INSTRUCTION: Pictures stay out of your copy, but everything else in the records below must be repeated exactly.

Stored data
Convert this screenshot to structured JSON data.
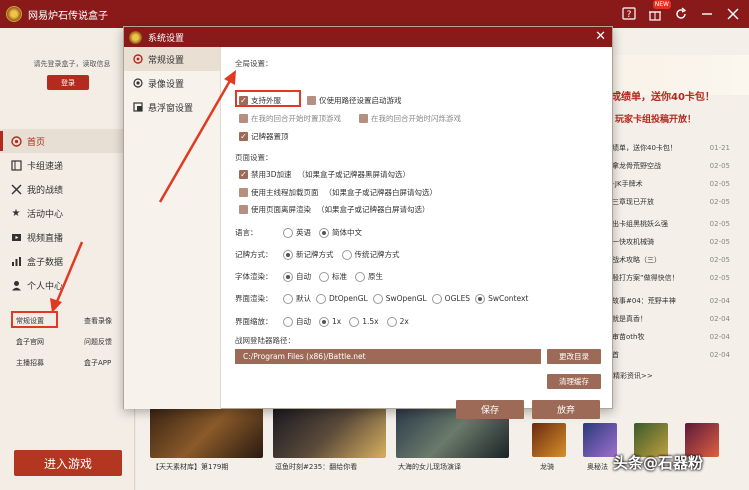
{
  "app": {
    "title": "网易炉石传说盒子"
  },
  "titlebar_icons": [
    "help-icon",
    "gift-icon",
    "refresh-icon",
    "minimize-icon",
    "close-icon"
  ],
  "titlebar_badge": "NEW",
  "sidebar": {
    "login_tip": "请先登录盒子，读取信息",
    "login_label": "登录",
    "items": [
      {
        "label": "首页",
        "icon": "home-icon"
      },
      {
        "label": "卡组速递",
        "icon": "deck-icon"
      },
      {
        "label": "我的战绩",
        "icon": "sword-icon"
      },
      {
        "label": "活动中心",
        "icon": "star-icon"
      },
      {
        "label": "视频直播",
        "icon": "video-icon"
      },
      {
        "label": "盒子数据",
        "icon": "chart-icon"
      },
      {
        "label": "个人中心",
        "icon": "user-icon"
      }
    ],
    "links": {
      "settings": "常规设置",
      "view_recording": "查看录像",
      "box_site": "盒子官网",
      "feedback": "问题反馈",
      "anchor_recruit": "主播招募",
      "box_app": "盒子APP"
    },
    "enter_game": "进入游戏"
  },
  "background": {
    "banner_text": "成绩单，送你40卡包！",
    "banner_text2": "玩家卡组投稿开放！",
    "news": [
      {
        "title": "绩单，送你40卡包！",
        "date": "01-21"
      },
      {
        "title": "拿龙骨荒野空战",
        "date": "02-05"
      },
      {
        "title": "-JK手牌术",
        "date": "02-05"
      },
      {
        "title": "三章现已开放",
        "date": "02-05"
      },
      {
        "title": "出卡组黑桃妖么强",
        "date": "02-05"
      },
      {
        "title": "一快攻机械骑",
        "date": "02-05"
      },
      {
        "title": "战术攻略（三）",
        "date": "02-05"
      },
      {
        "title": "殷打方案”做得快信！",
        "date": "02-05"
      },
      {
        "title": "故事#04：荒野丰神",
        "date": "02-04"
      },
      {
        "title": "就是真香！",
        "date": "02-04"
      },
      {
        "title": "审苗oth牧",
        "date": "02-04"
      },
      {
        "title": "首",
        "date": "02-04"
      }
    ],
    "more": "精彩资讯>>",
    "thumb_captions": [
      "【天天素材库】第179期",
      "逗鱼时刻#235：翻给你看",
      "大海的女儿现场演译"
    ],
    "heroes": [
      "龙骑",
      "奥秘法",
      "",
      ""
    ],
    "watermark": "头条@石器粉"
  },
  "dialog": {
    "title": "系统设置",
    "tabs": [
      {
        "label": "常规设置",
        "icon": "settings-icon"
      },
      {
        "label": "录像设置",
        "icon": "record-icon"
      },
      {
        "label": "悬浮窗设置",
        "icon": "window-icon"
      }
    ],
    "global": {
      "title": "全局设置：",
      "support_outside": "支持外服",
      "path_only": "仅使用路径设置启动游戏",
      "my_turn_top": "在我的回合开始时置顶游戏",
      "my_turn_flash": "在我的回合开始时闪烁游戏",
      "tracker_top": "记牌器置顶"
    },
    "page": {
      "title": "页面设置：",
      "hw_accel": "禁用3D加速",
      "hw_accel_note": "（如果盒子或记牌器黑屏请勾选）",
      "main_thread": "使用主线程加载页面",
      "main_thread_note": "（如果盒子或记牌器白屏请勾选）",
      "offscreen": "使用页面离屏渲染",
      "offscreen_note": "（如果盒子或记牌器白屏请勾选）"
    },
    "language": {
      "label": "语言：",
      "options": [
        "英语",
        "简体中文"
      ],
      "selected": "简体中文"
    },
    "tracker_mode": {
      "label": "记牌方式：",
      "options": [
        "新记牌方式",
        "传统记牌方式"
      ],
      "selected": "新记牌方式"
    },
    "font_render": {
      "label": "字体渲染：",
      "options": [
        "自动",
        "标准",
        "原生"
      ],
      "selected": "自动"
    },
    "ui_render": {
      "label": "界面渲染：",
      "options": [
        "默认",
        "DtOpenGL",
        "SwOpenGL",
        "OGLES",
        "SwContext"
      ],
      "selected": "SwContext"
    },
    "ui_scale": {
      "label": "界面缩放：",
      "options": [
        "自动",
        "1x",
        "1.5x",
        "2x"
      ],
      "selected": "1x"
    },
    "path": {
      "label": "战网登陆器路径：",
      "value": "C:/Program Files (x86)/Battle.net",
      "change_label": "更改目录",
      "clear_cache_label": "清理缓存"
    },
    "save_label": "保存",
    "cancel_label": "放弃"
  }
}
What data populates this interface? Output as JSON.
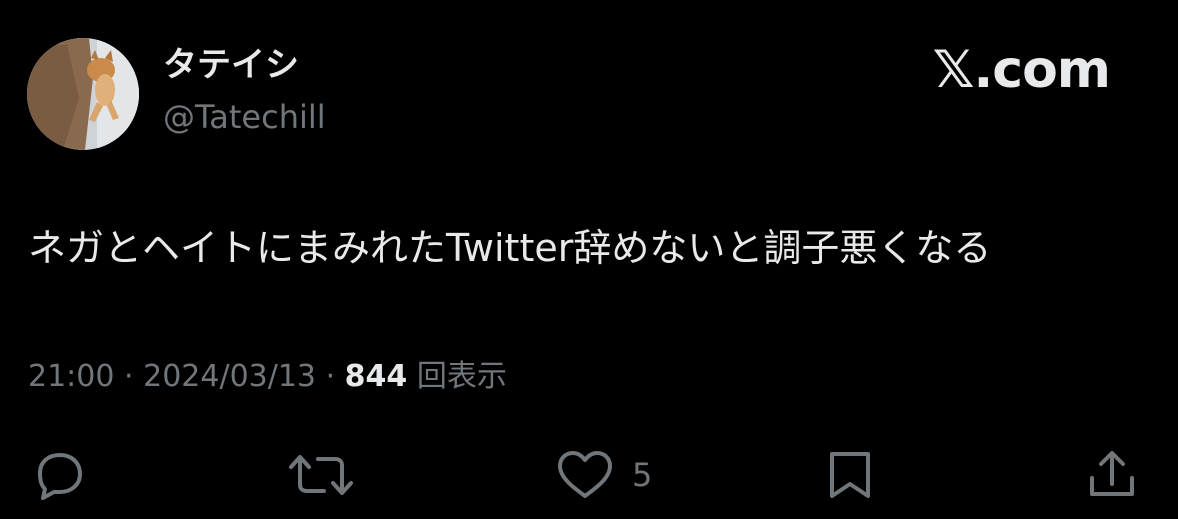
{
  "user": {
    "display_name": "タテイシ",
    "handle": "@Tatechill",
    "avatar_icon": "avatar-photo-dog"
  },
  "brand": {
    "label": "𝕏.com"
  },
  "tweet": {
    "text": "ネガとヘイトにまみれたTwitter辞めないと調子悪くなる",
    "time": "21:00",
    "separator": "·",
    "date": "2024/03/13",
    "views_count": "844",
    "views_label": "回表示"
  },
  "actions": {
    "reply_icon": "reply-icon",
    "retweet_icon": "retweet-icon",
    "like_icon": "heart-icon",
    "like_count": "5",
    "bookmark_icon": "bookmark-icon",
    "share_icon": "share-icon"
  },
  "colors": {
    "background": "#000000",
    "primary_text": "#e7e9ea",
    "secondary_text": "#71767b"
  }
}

REPLY TO THE TASK:
Convert this screenshot to structured JSON data.
{
  "app": {
    "title": "网易炉石传说盒子"
  },
  "titlebar_icons": [
    "help-icon",
    "gift-icon",
    "refresh-icon",
    "minimize-icon",
    "close-icon"
  ],
  "titlebar_badge": "NEW",
  "sidebar": {
    "login_tip": "请先登录盒子，读取信息",
    "login_label": "登录",
    "items": [
      {
        "label": "首页",
        "icon": "home-icon"
      },
      {
        "label": "卡组速递",
        "icon": "deck-icon"
      },
      {
        "label": "我的战绩",
        "icon": "sword-icon"
      },
      {
        "label": "活动中心",
        "icon": "star-icon"
      },
      {
        "label": "视频直播",
        "icon": "video-icon"
      },
      {
        "label": "盒子数据",
        "icon": "chart-icon"
      },
      {
        "label": "个人中心",
        "icon": "user-icon"
      }
    ],
    "links": {
      "settings": "常规设置",
      "view_recording": "查看录像",
      "box_site": "盒子官网",
      "feedback": "问题反馈",
      "anchor_recruit": "主播招募",
      "box_app": "盒子APP"
    },
    "enter_game": "进入游戏"
  },
  "background": {
    "banner_text": "成绩单，送你40卡包！",
    "banner_text2": "玩家卡组投稿开放！",
    "news": [
      {
        "title": "绩单，送你40卡包！",
        "date": "01-21"
      },
      {
        "title": "拿龙骨荒野空战",
        "date": "02-05"
      },
      {
        "title": "-JK手牌术",
        "date": "02-05"
      },
      {
        "title": "三章现已开放",
        "date": "02-05"
      },
      {
        "title": "出卡组黑桃妖么强",
        "date": "02-05"
      },
      {
        "title": "一快攻机械骑",
        "date": "02-05"
      },
      {
        "title": "战术攻略（三）",
        "date": "02-05"
      },
      {
        "title": "殷打方案”做得快信！",
        "date": "02-05"
      },
      {
        "title": "故事#04：荒野丰神",
        "date": "02-04"
      },
      {
        "title": "就是真香！",
        "date": "02-04"
      },
      {
        "title": "审苗oth牧",
        "date": "02-04"
      },
      {
        "title": "首",
        "date": "02-04"
      }
    ],
    "more": "精彩资讯>>",
    "thumb_captions": [
      "【天天素材库】第179期",
      "逗鱼时刻#235：翻给你看",
      "大海的女儿现场演译"
    ],
    "heroes": [
      "龙骑",
      "奥秘法",
      "",
      ""
    ],
    "watermark": "头条@石器粉"
  },
  "dialog": {
    "title": "系统设置",
    "tabs": [
      {
        "label": "常规设置",
        "icon": "settings-icon"
      },
      {
        "label": "录像设置",
        "icon": "record-icon"
      },
      {
        "label": "悬浮窗设置",
        "icon": "window-icon"
      }
    ],
    "global": {
      "title": "全局设置：",
      "support_outside": "支持外服",
      "path_only": "仅使用路径设置启动游戏",
      "my_turn_top": "在我的回合开始时置顶游戏",
      "my_turn_flash": "在我的回合开始时闪烁游戏",
      "tracker_top": "记牌器置顶"
    },
    "page": {
      "title": "页面设置：",
      "hw_accel": "禁用3D加速",
      "hw_accel_note": "（如果盒子或记牌器黑屏请勾选）",
      "main_thread": "使用主线程加载页面",
      "main_thread_note": "（如果盒子或记牌器白屏请勾选）",
      "offscreen": "使用页面离屏渲染",
      "offscreen_note": "（如果盒子或记牌器白屏请勾选）"
    },
    "language": {
      "label": "语言：",
      "options": [
        "英语",
        "简体中文"
      ],
      "selected": "简体中文"
    },
    "tracker_mode": {
      "label": "记牌方式：",
      "options": [
        "新记牌方式",
        "传统记牌方式"
      ],
      "selected": "新记牌方式"
    },
    "font_render": {
      "label": "字体渲染：",
      "options": [
        "自动",
        "标准",
        "原生"
      ],
      "selected": "自动"
    },
    "ui_render": {
      "label": "界面渲染：",
      "options": [
        "默认",
        "DtOpenGL",
        "SwOpenGL",
        "OGLES",
        "SwContext"
      ],
      "selected": "SwContext"
    },
    "ui_scale": {
      "label": "界面缩放：",
      "options": [
        "自动",
        "1x",
        "1.5x",
        "2x"
      ],
      "selected": "1x"
    },
    "path": {
      "label": "战网登陆器路径：",
      "value": "C:/Program Files (x86)/Battle.net",
      "change_label": "更改目录",
      "clear_cache_label": "清理缓存"
    },
    "save_label": "保存",
    "cancel_label": "放弃"
  }
}
What data populates this interface? Output as JSON.
{
  "user": {
    "display_name": "タテイシ",
    "handle": "@Tatechill",
    "avatar_icon": "avatar-photo-dog"
  },
  "brand": {
    "label": "𝕏.com"
  },
  "tweet": {
    "text": "ネガとヘイトにまみれたTwitter辞めないと調子悪くなる",
    "time": "21:00",
    "separator": "·",
    "date": "2024/03/13",
    "views_count": "844",
    "views_label": "回表示"
  },
  "actions": {
    "reply_icon": "reply-icon",
    "retweet_icon": "retweet-icon",
    "like_icon": "heart-icon",
    "like_count": "5",
    "bookmark_icon": "bookmark-icon",
    "share_icon": "share-icon"
  },
  "colors": {
    "background": "#000000",
    "primary_text": "#e7e9ea",
    "secondary_text": "#71767b"
  }
}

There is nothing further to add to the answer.